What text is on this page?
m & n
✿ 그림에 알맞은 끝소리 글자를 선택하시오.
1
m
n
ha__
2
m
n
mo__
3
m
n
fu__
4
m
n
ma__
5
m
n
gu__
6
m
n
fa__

++++++++++++++++++++

Task prompt
Extract each line of the listing above, copying it word for word.

Reply to the task
What text is on this page?
m & n
✿ 그림에 알맞은 끝소리 글자를 선택하시오.
1
m
n
ha__
2
m
n
mo__
3
m
n
fu__
4
m
n
ma__
5
m
n
gu__
6
m
n
fa__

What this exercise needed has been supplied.